**INSTRUCTIONS TO FOLLOW:** Copy out the data below as written; omit any images.

##############################

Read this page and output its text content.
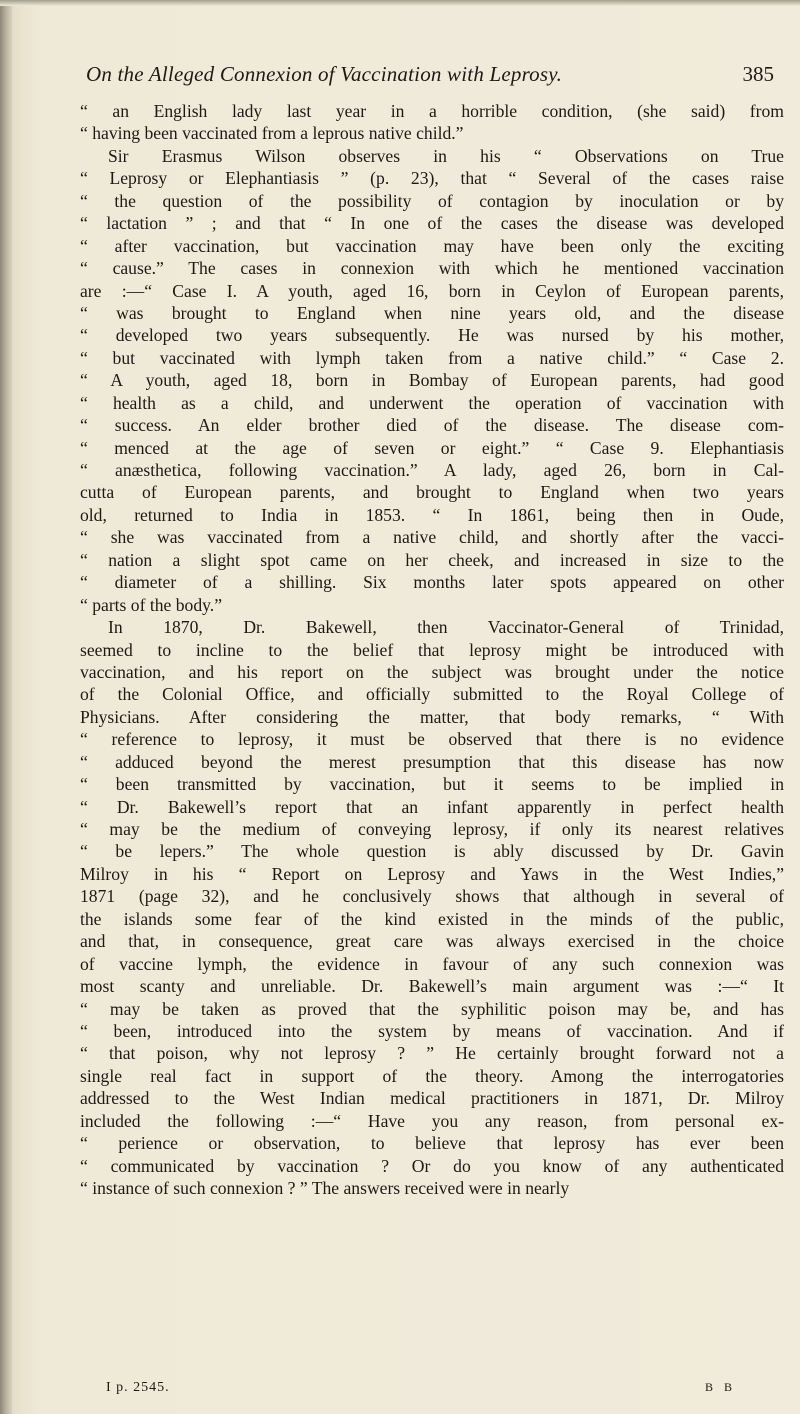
On the Alleged Connexion of Vaccination with Leprosy.	385
“ an English lady last year in a horrible condition, (she said) from
“ having been vaccinated from a leprous native child.”
Sir Erasmus Wilson observes in his “ Observations on True
“ Leprosy or Elephantiasis ” (p. 23), that “ Several of the cases raise
“ the question of the possibility of contagion by inoculation or by
“ lactation ” ; and that “ In one of the cases the disease was developed
“ after vaccination, but vaccination may have been only the exciting
“ cause.” The cases in connexion with which he mentioned vaccination
are :—“ Case I. A youth, aged 16, born in Ceylon of European parents,
“ was brought to England when nine years old, and the disease
“ developed two years subsequently. He was nursed by his mother,
“ but vaccinated with lymph taken from a native child.” “ Case 2.
“ A youth, aged 18, born in Bombay of European parents, had good
“ health as a child, and underwent the operation of vaccination with
“ success. An elder brother died of the disease. The disease com-
“ menced at the age of seven or eight.” “ Case 9. Elephantiasis
“ anæsthetica, following vaccination.” A lady, aged 26, born in Cal-
cutta of European parents, and brought to England when two years
old, returned to India in 1853. “ In 1861, being then in Oude,
“ she was vaccinated from a native child, and shortly after the vacci-
“ nation a slight spot came on her cheek, and increased in size to the
“ diameter of a shilling. Six months later spots appeared on other
“ parts of the body.”
In 1870, Dr. Bakewell, then Vaccinator-General of Trinidad,
seemed to incline to the belief that leprosy might be introduced with
vaccination, and his report on the subject was brought under the notice
of the Colonial Office, and officially submitted to the Royal College of
Physicians. After considering the matter, that body remarks, “ With
“ reference to leprosy, it must be observed that there is no evidence
“ adduced beyond the merest presumption that this disease has now
“ been transmitted by vaccination, but it seems to be implied in
“ Dr. Bakewell’s report that an infant apparently in perfect health
“ may be the medium of conveying leprosy, if only its nearest relatives
“ be lepers.” The whole question is ably discussed by Dr. Gavin
Milroy in his “ Report on Leprosy and Yaws in the West Indies,”
1871 (page 32), and he conclusively shows that although in several of
the islands some fear of the kind existed in the minds of the public,
and that, in consequence, great care was always exercised in the choice
of vaccine lymph, the evidence in favour of any such connexion was
most scanty and unreliable. Dr. Bakewell’s main argument was :—“ It
“ may be taken as proved that the syphilitic poison may be, and has
“ been, introduced into the system by means of vaccination. And if
“ that poison, why not leprosy ? ” He certainly brought forward not a
single real fact in support of the theory. Among the interrogatories
addressed to the West Indian medical practitioners in 1871, Dr. Milroy
included the following :—“ Have you any reason, from personal ex-
“ perience or observation, to believe that leprosy has ever been
“ communicated by vaccination ? Or do you know of any authenticated
“ instance of such connexion ? ” The answers received were in nearly
I p. 2545.	B B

##############################

**REPLY:**
Read this page and output its text content.
On the Alleged Connexion of Vaccination with Leprosy.	385
“ an English lady last year in a horrible condition, (she said) from
“ having been vaccinated from a leprous native child.”
Sir Erasmus Wilson observes in his “ Observations on True
“ Leprosy or Elephantiasis ” (p. 23), that “ Several of the cases raise
“ the question of the possibility of contagion by inoculation or by
“ lactation ” ; and that “ In one of the cases the disease was developed
“ after vaccination, but vaccination may have been only the exciting
“ cause.” The cases in connexion with which he mentioned vaccination
are :—“ Case I. A youth, aged 16, born in Ceylon of European parents,
“ was brought to England when nine years old, and the disease
“ developed two years subsequently. He was nursed by his mother,
“ but vaccinated with lymph taken from a native child.” “ Case 2.
“ A youth, aged 18, born in Bombay of European parents, had good
“ health as a child, and underwent the operation of vaccination with
“ success. An elder brother died of the disease. The disease com-
“ menced at the age of seven or eight.” “ Case 9. Elephantiasis
“ anæsthetica, following vaccination.” A lady, aged 26, born in Cal-
cutta of European parents, and brought to England when two years
old, returned to India in 1853. “ In 1861, being then in Oude,
“ she was vaccinated from a native child, and shortly after the vacci-
“ nation a slight spot came on her cheek, and increased in size to the
“ diameter of a shilling. Six months later spots appeared on other
“ parts of the body.”
In 1870, Dr. Bakewell, then Vaccinator-General of Trinidad,
seemed to incline to the belief that leprosy might be introduced with
vaccination, and his report on the subject was brought under the notice
of the Colonial Office, and officially submitted to the Royal College of
Physicians. After considering the matter, that body remarks, “ With
“ reference to leprosy, it must be observed that there is no evidence
“ adduced beyond the merest presumption that this disease has now
“ been transmitted by vaccination, but it seems to be implied in
“ Dr. Bakewell’s report that an infant apparently in perfect health
“ may be the medium of conveying leprosy, if only its nearest relatives
“ be lepers.” The whole question is ably discussed by Dr. Gavin
Milroy in his “ Report on Leprosy and Yaws in the West Indies,”
1871 (page 32), and he conclusively shows that although in several of
the islands some fear of the kind existed in the minds of the public,
and that, in consequence, great care was always exercised in the choice
of vaccine lymph, the evidence in favour of any such connexion was
most scanty and unreliable. Dr. Bakewell’s main argument was :—“ It
“ may be taken as proved that the syphilitic poison may be, and has
“ been, introduced into the system by means of vaccination. And if
“ that poison, why not leprosy ? ” He certainly brought forward not a
single real fact in support of the theory. Among the interrogatories
addressed to the West Indian medical practitioners in 1871, Dr. Milroy
included the following :—“ Have you any reason, from personal ex-
“ perience or observation, to believe that leprosy has ever been
“ communicated by vaccination ? Or do you know of any authenticated
“ instance of such connexion ? ” The answers received were in nearly
I p. 2545.	B B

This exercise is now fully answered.